***** Records to process

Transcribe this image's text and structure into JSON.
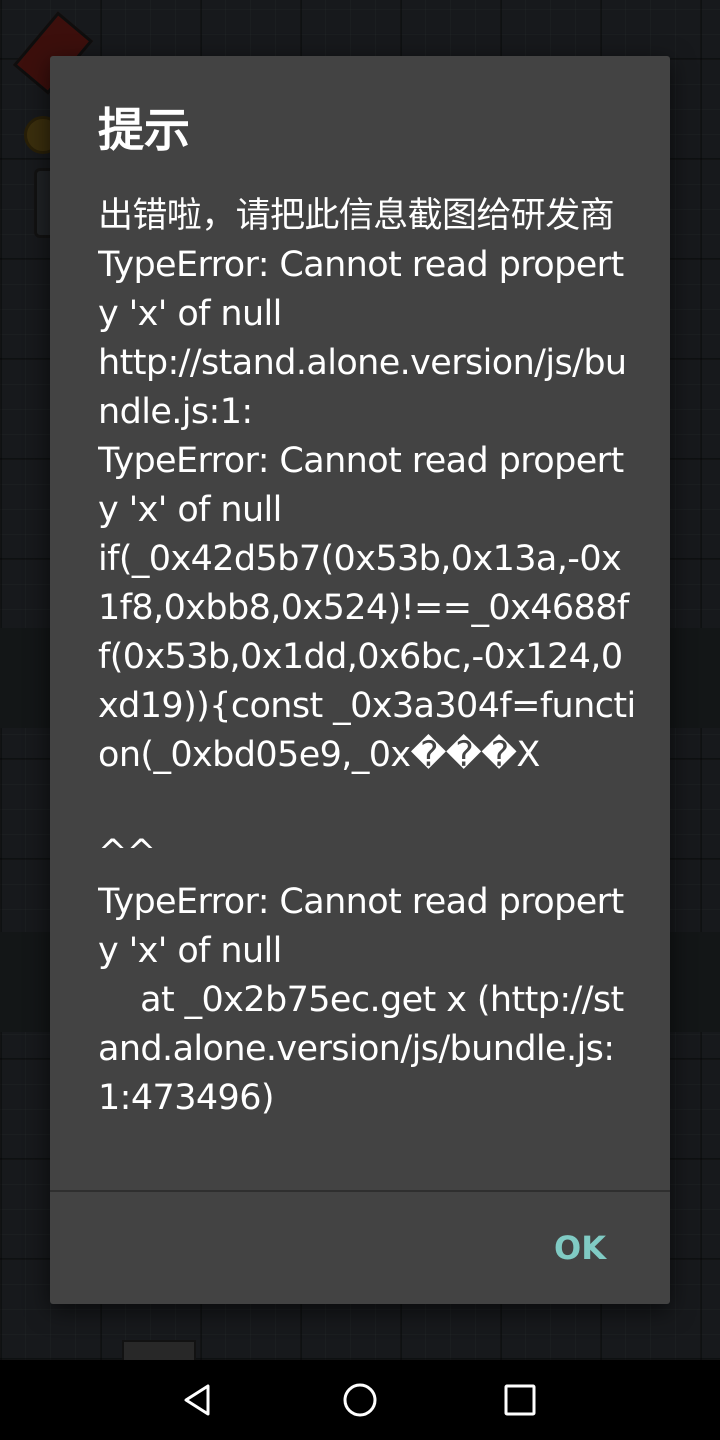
{
  "dialog": {
    "title": "提示",
    "message": "出错啦，请把此信息截图给研发商\nTypeError: Cannot read property 'x' of null\nhttp://stand.alone.version/js/bundle.js:1:\nTypeError: Cannot read property 'x' of null\nif(_0x42d5b7(0x53b,0x13a,-0x1f8,0xbb8,0x524)!==_0x4688ff(0x53b,0x1dd,0x6bc,-0x124,0xd19)){const _0x3a304f=function(_0xbd05e9,_0x���X\n\n^^\nTypeError: Cannot read property 'x' of null\n    at _0x2b75ec.get x (http://stand.alone.version/js/bundle.js:1:473496)",
    "ok_label": "OK"
  },
  "nav_bar": {
    "back_icon": "back-triangle-icon",
    "home_icon": "home-circle-icon",
    "recents_icon": "recents-square-icon"
  },
  "colors": {
    "dialog_background": "#434343",
    "accent": "#80cbc4",
    "text": "#ffffff",
    "nav_bar": "#000000"
  }
}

**********

- What this task involves -
Only lines with the word "text" are wanted, so copy each one from the records.

- Correct answer -
Transcribe this image's text and structure into JSON.
    "text": "#ffffff",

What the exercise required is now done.